▸ **Exercise requirements**:
Copy, from the entries below, each line in which the string "above" appears.

Records from a dataset
------------------------
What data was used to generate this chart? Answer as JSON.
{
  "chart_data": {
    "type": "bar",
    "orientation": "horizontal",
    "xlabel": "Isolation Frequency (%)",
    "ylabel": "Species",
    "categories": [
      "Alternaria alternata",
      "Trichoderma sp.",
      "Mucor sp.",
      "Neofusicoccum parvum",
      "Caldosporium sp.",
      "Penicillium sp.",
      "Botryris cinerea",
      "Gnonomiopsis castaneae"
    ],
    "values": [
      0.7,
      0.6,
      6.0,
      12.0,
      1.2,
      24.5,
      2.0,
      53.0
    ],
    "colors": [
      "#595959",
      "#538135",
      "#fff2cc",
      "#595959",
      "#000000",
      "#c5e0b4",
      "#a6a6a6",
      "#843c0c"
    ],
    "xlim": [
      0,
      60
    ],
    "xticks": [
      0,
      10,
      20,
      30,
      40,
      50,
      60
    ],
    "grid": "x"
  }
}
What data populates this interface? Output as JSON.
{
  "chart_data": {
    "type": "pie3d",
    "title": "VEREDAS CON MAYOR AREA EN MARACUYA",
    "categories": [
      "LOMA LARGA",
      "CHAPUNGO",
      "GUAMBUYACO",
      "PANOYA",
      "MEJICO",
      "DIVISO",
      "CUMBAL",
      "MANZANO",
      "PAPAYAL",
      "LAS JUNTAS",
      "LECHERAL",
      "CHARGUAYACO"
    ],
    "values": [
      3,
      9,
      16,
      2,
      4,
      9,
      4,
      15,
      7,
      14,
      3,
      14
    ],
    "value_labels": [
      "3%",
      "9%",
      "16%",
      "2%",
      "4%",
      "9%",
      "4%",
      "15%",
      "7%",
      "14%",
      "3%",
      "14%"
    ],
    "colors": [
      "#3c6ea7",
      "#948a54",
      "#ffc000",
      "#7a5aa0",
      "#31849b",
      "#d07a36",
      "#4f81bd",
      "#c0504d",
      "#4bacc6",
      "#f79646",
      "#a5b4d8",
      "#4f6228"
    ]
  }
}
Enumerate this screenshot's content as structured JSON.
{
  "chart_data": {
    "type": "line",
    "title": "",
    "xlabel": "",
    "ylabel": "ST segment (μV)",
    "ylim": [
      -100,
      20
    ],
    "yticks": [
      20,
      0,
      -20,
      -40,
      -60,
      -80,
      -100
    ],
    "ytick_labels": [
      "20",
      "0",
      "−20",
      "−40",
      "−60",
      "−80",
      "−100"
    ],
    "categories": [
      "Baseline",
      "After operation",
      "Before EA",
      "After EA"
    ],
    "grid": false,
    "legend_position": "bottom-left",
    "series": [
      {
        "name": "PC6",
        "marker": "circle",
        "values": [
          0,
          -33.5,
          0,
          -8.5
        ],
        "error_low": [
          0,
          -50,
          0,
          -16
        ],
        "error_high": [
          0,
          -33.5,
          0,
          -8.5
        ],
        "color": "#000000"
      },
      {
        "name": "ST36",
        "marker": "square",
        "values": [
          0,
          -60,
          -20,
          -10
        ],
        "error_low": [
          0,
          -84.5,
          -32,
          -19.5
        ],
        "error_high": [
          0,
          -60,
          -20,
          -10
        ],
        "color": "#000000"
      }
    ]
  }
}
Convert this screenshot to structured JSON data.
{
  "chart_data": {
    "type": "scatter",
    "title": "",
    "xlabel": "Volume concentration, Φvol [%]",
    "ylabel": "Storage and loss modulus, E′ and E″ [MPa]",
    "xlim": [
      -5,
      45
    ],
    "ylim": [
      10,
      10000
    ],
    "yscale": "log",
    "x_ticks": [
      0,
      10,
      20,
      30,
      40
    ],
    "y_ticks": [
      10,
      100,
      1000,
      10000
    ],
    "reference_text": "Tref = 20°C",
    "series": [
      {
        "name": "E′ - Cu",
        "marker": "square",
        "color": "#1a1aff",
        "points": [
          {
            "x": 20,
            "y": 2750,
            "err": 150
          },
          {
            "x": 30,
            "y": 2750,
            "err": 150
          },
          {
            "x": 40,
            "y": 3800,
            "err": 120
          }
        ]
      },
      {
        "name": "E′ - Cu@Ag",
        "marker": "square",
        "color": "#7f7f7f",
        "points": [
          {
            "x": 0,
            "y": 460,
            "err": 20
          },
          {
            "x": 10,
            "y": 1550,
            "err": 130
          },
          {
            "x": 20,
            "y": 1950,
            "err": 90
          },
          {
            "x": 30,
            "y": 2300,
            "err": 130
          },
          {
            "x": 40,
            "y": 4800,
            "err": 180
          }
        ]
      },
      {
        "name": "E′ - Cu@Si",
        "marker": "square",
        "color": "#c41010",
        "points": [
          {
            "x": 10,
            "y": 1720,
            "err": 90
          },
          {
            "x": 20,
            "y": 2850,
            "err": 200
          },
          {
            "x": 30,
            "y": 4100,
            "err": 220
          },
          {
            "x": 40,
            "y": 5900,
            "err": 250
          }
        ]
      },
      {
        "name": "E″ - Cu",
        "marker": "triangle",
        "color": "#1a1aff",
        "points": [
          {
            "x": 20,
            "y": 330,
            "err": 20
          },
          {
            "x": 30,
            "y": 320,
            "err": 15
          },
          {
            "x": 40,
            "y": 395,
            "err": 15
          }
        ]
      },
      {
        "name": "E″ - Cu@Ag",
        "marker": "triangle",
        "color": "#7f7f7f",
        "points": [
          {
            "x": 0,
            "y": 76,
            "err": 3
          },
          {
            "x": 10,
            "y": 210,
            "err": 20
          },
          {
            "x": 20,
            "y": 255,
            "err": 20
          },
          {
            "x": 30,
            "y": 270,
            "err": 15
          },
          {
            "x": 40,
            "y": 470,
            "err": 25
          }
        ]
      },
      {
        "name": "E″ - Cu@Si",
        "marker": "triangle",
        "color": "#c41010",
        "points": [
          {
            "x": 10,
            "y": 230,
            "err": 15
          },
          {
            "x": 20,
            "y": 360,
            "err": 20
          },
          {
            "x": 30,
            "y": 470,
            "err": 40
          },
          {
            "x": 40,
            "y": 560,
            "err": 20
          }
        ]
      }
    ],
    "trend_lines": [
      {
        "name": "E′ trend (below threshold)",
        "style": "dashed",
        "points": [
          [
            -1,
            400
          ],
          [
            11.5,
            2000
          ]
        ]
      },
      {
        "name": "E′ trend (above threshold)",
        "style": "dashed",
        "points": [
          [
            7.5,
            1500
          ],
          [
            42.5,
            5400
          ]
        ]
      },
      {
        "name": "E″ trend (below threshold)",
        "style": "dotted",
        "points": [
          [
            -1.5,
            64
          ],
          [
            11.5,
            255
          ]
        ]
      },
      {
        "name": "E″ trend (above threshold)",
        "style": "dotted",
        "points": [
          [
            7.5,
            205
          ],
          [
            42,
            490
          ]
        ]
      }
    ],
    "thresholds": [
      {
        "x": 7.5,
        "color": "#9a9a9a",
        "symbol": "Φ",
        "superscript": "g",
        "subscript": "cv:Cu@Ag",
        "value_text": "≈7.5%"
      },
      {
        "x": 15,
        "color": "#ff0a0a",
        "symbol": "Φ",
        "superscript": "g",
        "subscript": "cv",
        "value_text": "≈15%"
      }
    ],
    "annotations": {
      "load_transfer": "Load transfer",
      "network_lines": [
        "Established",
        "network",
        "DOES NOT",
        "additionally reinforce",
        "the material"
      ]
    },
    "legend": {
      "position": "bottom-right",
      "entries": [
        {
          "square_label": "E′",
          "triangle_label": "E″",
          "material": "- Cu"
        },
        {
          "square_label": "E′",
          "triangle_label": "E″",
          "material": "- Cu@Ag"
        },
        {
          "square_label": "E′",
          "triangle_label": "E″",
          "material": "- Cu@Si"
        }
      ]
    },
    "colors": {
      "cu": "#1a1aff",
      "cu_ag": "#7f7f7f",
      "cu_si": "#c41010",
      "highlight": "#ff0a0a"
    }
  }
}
------------------------
▸ **The completed task**:
        "name": "E′ trend (above threshold)",
        "name": "E″ trend (above threshold)",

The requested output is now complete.